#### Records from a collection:
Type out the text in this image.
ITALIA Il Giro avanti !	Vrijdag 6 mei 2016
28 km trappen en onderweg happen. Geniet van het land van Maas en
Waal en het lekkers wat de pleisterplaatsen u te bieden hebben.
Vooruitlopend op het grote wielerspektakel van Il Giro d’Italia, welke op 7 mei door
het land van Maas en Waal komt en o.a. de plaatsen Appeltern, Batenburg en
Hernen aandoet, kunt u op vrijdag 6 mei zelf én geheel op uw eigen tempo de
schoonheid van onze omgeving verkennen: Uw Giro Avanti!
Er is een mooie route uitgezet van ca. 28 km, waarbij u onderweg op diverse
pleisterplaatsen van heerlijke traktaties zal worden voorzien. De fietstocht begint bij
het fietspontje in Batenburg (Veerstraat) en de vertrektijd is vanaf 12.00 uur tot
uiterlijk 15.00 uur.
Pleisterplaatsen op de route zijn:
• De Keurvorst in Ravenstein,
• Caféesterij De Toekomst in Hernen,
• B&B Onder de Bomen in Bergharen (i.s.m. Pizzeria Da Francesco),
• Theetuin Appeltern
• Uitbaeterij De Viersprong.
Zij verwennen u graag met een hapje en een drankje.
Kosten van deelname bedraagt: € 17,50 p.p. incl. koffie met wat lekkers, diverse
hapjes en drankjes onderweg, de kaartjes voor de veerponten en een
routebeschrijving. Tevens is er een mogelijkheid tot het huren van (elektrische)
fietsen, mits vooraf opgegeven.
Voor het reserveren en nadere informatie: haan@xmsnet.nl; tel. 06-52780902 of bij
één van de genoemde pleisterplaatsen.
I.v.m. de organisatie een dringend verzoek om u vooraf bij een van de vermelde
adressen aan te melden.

#### Challenge:
Reproduce the records in full, exactly as written.

#### Answer:
Type out the text in this image.
ITALIA Il Giro avanti !	Vrijdag 6 mei 2016
28 km trappen en onderweg happen. Geniet van het land van Maas en
Waal en het lekkers wat de pleisterplaatsen u te bieden hebben.
Vooruitlopend op het grote wielerspektakel van Il Giro d’Italia, welke op 7 mei door
het land van Maas en Waal komt en o.a. de plaatsen Appeltern, Batenburg en
Hernen aandoet, kunt u op vrijdag 6 mei zelf én geheel op uw eigen tempo de
schoonheid van onze omgeving verkennen: Uw Giro Avanti!
Er is een mooie route uitgezet van ca. 28 km, waarbij u onderweg op diverse
pleisterplaatsen van heerlijke traktaties zal worden voorzien. De fietstocht begint bij
het fietspontje in Batenburg (Veerstraat) en de vertrektijd is vanaf 12.00 uur tot
uiterlijk 15.00 uur.
Pleisterplaatsen op de route zijn:
• De Keurvorst in Ravenstein,
• Caféesterij De Toekomst in Hernen,
• B&B Onder de Bomen in Bergharen (i.s.m. Pizzeria Da Francesco),
• Theetuin Appeltern
• Uitbaeterij De Viersprong.
Zij verwennen u graag met een hapje en een drankje.
Kosten van deelname bedraagt: € 17,50 p.p. incl. koffie met wat lekkers, diverse
hapjes en drankjes onderweg, de kaartjes voor de veerponten en een
routebeschrijving. Tevens is er een mogelijkheid tot het huren van (elektrische)
fietsen, mits vooraf opgegeven.
Voor het reserveren en nadere informatie: haan@xmsnet.nl; tel. 06-52780902 of bij
één van de genoemde pleisterplaatsen.
I.v.m. de organisatie een dringend verzoek om u vooraf bij een van de vermelde
adressen aan te melden.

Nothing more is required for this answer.